- **PROVIDED RECORDS**:
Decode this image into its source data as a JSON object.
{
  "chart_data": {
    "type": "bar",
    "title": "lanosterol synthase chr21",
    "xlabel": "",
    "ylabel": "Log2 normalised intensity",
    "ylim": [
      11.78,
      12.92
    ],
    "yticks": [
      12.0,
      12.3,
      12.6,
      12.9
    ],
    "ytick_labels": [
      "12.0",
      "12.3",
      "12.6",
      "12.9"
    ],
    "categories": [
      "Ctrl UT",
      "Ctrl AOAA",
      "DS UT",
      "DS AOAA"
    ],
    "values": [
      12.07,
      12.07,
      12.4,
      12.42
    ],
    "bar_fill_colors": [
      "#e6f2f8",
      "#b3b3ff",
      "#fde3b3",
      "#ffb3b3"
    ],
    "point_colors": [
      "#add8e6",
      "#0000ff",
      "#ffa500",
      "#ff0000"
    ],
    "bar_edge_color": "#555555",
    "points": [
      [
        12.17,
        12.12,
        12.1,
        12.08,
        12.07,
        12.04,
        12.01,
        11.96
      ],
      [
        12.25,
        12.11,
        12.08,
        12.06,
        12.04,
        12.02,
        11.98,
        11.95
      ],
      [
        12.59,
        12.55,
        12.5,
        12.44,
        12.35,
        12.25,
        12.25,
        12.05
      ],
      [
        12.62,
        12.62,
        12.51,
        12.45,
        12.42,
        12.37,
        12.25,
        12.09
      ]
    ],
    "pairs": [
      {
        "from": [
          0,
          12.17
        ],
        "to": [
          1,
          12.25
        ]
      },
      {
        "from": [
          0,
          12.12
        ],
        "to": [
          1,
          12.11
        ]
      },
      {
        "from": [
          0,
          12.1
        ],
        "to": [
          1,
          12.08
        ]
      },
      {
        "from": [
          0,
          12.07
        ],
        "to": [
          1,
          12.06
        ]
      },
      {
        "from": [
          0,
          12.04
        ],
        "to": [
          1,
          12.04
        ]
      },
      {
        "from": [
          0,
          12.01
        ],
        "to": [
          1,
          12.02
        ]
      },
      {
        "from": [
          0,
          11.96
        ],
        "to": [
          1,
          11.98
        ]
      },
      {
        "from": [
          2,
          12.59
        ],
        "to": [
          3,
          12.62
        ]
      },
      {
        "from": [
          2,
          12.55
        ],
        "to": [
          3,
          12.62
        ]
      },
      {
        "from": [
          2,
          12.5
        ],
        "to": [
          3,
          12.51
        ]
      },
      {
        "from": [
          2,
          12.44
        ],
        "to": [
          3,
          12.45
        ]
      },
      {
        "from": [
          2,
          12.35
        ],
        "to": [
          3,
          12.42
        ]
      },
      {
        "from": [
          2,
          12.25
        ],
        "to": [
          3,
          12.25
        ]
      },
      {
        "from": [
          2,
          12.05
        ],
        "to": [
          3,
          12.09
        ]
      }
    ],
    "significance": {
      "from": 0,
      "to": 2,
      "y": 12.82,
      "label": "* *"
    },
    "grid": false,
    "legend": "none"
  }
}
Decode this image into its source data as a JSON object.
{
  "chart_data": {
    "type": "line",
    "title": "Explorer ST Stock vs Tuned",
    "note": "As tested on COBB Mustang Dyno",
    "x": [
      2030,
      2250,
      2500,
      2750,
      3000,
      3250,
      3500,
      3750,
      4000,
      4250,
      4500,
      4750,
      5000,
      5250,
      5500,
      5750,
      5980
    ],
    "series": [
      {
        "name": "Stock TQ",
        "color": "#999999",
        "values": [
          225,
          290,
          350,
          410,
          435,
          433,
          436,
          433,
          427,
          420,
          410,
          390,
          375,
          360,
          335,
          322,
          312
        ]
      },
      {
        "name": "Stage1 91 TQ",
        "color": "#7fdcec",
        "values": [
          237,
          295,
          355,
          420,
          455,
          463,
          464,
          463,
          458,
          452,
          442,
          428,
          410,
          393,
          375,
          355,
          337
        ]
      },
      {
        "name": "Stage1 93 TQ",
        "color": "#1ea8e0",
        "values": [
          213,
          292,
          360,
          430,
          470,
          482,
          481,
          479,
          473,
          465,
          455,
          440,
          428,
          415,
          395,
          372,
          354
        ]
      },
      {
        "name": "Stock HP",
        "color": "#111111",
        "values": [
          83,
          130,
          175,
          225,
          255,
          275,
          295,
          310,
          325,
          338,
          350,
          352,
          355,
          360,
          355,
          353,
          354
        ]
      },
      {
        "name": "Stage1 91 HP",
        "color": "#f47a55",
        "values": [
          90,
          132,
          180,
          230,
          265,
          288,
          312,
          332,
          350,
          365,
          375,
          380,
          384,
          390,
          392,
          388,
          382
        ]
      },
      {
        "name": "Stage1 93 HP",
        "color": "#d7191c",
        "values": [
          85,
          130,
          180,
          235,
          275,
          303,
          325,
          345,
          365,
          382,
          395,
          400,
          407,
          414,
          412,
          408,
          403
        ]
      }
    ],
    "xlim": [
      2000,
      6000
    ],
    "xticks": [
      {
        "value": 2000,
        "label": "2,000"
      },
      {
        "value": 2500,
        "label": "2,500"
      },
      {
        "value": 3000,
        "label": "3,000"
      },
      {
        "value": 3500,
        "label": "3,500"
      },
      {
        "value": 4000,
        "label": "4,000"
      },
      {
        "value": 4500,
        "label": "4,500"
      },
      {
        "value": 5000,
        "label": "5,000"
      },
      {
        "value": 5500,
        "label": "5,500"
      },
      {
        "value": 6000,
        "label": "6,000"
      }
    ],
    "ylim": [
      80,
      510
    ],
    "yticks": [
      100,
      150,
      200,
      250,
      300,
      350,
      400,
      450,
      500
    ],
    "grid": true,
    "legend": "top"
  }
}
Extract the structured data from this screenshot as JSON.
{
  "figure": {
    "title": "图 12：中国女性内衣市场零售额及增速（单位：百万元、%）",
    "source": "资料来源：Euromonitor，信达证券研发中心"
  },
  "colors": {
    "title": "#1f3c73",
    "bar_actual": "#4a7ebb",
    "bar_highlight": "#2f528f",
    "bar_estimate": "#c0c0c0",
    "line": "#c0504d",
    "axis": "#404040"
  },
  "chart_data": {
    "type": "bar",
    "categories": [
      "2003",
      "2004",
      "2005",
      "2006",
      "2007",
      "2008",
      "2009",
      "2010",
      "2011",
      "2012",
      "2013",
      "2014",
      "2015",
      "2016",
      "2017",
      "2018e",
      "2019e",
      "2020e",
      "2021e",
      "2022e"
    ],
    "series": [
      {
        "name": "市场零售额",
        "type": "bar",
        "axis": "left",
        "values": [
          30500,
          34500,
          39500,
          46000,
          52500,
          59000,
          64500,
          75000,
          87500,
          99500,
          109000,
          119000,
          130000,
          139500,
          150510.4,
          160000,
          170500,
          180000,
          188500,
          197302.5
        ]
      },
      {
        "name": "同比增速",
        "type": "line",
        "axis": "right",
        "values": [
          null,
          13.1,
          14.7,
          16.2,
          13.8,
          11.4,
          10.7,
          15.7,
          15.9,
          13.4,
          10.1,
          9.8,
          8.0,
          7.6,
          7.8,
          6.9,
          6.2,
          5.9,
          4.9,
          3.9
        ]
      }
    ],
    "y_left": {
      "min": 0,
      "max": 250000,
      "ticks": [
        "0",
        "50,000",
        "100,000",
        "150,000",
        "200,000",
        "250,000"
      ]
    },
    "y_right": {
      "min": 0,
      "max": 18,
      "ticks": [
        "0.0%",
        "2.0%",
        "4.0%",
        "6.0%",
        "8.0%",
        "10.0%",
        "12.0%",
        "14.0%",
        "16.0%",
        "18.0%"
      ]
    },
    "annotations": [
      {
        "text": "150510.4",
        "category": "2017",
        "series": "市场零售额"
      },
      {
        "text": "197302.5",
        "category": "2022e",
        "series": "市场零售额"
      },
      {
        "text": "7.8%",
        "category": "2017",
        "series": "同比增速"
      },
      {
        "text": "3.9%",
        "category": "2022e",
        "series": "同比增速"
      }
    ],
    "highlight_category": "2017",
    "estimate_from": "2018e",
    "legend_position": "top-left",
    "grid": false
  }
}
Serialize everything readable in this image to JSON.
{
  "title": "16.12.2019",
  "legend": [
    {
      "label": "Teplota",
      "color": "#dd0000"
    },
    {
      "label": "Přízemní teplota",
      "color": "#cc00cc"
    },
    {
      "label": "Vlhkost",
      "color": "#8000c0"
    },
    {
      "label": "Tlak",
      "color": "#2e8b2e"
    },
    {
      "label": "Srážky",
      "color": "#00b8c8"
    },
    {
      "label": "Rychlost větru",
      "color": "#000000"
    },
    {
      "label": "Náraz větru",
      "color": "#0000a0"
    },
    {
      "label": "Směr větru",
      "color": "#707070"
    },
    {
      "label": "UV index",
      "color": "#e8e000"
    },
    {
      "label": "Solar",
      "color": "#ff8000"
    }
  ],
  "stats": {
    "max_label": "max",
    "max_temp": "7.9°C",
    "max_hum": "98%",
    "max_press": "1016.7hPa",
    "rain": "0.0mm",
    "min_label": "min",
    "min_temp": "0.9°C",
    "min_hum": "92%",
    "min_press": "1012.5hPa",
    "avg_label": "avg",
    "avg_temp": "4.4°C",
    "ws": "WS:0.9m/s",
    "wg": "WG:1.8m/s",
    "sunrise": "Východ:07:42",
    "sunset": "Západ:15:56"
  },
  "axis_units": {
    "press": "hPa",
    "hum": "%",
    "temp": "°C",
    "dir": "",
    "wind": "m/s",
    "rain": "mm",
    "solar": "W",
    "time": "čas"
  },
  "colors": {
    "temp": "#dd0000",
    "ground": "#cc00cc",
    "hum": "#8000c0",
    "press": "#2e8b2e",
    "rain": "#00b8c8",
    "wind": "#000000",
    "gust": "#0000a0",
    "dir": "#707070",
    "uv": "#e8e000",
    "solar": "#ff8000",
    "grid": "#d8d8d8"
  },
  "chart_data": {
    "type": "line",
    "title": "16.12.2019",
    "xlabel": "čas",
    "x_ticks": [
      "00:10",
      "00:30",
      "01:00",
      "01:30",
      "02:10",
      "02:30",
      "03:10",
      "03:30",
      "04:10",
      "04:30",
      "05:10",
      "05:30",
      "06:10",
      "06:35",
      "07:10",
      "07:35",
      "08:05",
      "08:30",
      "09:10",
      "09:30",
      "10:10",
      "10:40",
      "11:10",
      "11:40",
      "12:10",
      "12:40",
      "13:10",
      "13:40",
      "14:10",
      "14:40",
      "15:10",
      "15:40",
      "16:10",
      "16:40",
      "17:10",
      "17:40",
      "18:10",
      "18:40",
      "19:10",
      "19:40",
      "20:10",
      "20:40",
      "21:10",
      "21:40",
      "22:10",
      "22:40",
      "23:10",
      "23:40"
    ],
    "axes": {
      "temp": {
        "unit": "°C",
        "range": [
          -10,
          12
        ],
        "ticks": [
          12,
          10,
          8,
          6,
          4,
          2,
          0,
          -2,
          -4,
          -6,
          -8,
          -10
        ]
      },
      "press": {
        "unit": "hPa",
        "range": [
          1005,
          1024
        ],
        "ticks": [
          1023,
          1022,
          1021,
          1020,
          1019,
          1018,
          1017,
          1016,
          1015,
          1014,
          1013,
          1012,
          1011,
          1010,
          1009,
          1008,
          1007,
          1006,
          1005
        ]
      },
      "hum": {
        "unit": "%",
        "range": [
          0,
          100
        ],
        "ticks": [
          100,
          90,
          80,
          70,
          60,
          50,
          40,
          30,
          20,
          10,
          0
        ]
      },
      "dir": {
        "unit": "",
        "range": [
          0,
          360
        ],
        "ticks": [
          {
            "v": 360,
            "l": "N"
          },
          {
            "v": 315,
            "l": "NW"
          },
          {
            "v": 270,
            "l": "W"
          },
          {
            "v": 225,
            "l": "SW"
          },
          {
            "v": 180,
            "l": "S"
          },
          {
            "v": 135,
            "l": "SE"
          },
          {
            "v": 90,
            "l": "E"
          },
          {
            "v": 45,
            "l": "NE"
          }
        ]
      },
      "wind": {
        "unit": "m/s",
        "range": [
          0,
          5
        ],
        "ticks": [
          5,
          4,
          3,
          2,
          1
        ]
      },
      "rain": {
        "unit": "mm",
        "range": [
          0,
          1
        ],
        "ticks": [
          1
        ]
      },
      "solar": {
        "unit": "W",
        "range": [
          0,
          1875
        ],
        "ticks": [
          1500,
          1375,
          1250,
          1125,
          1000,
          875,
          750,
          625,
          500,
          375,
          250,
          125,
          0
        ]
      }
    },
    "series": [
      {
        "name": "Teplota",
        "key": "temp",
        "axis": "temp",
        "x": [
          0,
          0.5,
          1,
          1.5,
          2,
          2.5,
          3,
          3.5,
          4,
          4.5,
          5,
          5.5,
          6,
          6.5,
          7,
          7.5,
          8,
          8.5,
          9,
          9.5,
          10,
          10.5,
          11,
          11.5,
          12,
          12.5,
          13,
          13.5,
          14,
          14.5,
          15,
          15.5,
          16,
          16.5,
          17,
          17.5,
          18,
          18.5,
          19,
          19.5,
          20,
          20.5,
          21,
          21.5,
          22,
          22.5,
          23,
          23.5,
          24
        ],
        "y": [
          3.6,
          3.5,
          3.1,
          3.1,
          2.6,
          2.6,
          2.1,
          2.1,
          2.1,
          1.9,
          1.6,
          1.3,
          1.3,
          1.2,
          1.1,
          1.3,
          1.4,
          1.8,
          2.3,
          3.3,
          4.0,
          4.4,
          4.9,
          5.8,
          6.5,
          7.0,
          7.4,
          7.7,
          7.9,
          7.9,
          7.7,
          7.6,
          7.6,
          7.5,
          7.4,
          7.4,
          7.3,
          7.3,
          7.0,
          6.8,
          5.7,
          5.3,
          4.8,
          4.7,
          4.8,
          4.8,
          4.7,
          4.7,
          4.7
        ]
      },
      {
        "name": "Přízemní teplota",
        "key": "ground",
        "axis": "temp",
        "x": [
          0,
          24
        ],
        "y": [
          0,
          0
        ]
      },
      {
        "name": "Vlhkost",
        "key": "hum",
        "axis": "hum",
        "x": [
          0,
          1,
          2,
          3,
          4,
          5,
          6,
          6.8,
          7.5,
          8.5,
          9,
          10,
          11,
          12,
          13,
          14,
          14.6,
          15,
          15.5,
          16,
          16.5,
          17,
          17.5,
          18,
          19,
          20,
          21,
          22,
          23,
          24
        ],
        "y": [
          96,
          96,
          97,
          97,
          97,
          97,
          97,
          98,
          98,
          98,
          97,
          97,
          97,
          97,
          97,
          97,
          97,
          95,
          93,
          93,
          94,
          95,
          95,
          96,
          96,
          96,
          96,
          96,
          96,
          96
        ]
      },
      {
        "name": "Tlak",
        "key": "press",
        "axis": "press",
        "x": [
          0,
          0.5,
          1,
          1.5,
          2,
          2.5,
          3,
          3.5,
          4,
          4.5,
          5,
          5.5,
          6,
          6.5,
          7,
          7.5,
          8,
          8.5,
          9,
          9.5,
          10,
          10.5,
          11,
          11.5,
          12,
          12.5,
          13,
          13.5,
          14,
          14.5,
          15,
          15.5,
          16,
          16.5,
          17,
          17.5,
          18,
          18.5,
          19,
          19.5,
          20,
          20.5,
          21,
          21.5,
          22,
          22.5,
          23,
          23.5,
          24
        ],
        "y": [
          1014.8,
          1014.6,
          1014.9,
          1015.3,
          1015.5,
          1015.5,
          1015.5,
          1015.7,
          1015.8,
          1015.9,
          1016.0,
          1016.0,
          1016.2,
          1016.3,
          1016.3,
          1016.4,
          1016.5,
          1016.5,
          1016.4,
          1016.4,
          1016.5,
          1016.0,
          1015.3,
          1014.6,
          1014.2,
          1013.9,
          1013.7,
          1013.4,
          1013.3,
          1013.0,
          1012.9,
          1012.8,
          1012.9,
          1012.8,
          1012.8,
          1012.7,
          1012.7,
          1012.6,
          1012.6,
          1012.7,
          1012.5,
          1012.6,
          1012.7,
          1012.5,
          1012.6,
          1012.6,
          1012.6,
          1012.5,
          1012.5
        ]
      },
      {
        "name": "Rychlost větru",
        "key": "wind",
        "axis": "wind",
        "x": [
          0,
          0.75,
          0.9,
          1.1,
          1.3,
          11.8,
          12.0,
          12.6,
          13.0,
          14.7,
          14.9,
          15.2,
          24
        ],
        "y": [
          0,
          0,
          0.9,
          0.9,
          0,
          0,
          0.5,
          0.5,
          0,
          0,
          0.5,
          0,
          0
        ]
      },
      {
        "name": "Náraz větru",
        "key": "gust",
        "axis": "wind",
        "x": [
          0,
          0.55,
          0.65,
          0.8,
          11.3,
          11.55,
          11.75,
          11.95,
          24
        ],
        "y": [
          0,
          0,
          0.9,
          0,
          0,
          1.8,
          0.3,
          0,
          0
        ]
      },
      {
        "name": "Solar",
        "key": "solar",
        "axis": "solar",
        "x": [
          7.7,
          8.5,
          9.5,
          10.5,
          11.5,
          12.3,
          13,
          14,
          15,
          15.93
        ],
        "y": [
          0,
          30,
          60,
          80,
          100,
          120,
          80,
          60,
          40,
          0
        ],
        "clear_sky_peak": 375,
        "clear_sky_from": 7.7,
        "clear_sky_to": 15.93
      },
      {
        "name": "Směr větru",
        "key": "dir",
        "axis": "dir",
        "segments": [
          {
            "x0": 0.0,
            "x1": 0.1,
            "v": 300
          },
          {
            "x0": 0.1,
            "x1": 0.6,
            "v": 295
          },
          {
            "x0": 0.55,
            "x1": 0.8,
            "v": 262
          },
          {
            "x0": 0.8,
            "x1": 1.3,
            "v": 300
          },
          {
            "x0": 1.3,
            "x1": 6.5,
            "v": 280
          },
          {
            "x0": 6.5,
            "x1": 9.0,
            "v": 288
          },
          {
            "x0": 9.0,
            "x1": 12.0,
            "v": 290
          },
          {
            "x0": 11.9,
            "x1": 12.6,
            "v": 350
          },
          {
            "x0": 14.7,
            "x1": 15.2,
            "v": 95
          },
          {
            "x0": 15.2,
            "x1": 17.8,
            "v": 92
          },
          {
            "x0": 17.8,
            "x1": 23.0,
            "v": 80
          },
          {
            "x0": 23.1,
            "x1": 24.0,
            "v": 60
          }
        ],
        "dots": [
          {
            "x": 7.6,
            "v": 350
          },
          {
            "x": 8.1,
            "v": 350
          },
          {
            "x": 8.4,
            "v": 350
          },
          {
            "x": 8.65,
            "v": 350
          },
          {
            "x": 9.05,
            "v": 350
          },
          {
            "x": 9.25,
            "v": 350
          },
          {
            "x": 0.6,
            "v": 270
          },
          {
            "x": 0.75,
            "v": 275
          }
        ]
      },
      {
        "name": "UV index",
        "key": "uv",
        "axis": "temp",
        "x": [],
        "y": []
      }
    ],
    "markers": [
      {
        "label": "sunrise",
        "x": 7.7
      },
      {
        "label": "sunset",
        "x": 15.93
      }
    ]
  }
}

- **WRITTEN TASK**:
All lines of the data above that include the word "JSON" must be shown.

- **RESPONSE TO THE EXERCISE**:
Decode this image into its source data as a JSON object.
Decode this image into its source data as a JSON object.
Extract the structured data from this screenshot as JSON.
Serialize everything readable in this image to JSON.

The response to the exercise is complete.